→ Aim of the task:
Your reply should be a single number: how many lines contain the string "building".

→ Exercise input:
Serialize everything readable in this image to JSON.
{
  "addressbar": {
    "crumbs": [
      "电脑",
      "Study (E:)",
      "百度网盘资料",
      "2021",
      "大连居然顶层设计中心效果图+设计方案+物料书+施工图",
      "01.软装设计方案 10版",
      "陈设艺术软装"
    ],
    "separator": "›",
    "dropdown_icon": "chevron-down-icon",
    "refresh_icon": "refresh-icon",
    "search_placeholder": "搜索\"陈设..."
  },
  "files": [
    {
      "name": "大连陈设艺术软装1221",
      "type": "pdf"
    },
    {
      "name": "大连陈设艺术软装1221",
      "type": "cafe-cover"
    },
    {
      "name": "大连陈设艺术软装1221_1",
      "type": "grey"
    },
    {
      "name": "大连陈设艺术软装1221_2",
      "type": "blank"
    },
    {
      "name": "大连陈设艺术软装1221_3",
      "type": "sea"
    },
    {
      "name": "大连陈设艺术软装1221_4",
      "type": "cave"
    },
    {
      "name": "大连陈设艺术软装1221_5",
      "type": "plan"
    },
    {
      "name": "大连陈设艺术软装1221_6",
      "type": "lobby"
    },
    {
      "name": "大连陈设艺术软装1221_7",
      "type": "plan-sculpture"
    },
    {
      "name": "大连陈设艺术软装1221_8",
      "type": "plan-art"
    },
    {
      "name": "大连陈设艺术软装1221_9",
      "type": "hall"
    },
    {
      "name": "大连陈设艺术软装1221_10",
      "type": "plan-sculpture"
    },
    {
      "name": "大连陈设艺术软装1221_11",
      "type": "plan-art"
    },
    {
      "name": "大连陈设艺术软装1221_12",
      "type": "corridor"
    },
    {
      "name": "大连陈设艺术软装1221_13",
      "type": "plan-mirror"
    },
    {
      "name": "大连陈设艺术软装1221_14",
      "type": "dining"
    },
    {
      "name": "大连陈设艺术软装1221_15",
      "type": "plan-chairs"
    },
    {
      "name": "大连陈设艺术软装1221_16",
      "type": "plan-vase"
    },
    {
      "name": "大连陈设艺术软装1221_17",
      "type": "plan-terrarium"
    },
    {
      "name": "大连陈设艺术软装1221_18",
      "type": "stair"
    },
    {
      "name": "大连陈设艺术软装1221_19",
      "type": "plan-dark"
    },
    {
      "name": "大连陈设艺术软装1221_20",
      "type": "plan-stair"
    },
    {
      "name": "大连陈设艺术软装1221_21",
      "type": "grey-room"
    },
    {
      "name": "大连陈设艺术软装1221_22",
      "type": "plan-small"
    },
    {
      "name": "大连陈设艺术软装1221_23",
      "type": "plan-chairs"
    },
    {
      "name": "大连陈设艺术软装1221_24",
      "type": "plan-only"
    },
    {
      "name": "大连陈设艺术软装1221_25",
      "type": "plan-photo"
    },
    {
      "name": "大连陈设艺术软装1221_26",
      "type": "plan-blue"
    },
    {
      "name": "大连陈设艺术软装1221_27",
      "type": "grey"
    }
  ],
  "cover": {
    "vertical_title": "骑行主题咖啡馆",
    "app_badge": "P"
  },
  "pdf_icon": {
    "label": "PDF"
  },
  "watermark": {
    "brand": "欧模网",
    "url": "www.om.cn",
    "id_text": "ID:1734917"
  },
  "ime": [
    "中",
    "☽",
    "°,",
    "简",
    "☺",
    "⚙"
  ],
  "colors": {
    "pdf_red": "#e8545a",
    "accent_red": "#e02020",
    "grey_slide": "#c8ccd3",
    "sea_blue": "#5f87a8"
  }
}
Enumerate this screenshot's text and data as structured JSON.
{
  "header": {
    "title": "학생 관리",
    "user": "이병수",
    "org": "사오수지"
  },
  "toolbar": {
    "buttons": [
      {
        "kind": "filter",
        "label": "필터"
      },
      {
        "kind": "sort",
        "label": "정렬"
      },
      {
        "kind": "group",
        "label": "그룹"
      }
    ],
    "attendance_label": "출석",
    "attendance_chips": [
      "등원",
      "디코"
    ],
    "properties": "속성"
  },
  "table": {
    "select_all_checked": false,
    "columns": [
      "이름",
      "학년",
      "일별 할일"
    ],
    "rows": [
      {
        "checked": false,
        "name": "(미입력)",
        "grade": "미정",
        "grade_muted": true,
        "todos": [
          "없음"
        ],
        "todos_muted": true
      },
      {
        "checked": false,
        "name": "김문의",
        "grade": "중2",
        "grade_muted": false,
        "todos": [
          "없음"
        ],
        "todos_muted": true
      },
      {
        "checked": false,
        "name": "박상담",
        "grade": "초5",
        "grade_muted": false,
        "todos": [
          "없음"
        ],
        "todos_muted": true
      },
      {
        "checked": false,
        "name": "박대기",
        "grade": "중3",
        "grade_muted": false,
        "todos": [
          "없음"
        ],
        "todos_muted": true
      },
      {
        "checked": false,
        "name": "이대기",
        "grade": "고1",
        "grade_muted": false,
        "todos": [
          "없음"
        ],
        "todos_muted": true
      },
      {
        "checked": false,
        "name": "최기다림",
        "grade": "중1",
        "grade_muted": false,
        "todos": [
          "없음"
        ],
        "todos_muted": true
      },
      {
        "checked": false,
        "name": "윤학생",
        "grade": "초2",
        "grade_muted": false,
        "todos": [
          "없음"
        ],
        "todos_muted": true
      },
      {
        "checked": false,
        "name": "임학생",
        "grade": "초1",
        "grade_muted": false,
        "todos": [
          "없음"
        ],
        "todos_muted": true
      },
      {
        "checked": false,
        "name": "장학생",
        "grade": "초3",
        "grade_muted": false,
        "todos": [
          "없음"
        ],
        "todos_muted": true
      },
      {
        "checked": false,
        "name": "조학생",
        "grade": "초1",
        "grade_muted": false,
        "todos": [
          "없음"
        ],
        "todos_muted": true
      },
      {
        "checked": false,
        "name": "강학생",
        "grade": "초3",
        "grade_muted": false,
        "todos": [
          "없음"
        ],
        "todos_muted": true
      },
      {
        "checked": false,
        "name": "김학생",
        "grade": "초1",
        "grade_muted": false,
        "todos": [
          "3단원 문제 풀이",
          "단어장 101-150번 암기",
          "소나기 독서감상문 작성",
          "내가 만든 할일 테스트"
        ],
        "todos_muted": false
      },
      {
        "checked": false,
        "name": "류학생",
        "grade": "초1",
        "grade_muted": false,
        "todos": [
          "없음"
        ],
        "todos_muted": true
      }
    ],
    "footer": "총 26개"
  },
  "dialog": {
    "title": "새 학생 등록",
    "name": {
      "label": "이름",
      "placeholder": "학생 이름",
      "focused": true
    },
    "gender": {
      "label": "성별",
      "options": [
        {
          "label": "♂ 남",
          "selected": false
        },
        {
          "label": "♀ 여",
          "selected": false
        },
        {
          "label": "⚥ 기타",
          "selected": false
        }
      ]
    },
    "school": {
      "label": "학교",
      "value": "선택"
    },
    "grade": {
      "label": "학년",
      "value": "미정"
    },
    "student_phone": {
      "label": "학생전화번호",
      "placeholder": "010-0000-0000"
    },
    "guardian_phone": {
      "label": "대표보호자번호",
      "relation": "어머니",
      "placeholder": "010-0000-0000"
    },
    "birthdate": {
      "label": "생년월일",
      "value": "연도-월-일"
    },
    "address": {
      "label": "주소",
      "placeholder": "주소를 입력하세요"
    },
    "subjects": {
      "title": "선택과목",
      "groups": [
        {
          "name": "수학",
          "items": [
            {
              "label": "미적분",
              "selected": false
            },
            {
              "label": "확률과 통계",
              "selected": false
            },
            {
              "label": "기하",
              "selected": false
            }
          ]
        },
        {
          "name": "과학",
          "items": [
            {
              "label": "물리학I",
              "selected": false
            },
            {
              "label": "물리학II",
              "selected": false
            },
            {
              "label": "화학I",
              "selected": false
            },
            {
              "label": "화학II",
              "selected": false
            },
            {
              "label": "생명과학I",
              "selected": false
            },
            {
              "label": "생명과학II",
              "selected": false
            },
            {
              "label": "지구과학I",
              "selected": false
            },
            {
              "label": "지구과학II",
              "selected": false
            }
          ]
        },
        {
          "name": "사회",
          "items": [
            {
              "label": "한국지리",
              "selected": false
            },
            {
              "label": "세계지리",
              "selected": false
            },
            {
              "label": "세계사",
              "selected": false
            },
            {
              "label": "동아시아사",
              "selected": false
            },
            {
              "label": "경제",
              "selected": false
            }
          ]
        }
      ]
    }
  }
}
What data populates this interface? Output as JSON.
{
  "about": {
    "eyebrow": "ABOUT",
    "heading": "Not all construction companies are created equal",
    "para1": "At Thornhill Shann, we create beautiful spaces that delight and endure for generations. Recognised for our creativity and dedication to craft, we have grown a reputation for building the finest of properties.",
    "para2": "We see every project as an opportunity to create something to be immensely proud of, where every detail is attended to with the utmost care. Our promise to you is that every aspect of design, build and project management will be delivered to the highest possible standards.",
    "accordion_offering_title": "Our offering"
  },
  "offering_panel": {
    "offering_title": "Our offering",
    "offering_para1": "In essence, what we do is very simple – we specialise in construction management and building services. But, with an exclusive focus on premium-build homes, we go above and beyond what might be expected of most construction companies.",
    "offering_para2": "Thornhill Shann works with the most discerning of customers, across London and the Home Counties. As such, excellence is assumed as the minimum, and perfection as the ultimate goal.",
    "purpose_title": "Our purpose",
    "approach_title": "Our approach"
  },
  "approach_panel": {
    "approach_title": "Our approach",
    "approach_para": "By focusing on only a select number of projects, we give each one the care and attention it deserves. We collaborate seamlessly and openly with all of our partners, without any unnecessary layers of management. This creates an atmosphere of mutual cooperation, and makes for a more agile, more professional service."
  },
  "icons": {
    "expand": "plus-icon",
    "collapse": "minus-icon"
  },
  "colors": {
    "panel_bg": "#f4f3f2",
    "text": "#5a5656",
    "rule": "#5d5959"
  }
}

→ Full solution:
2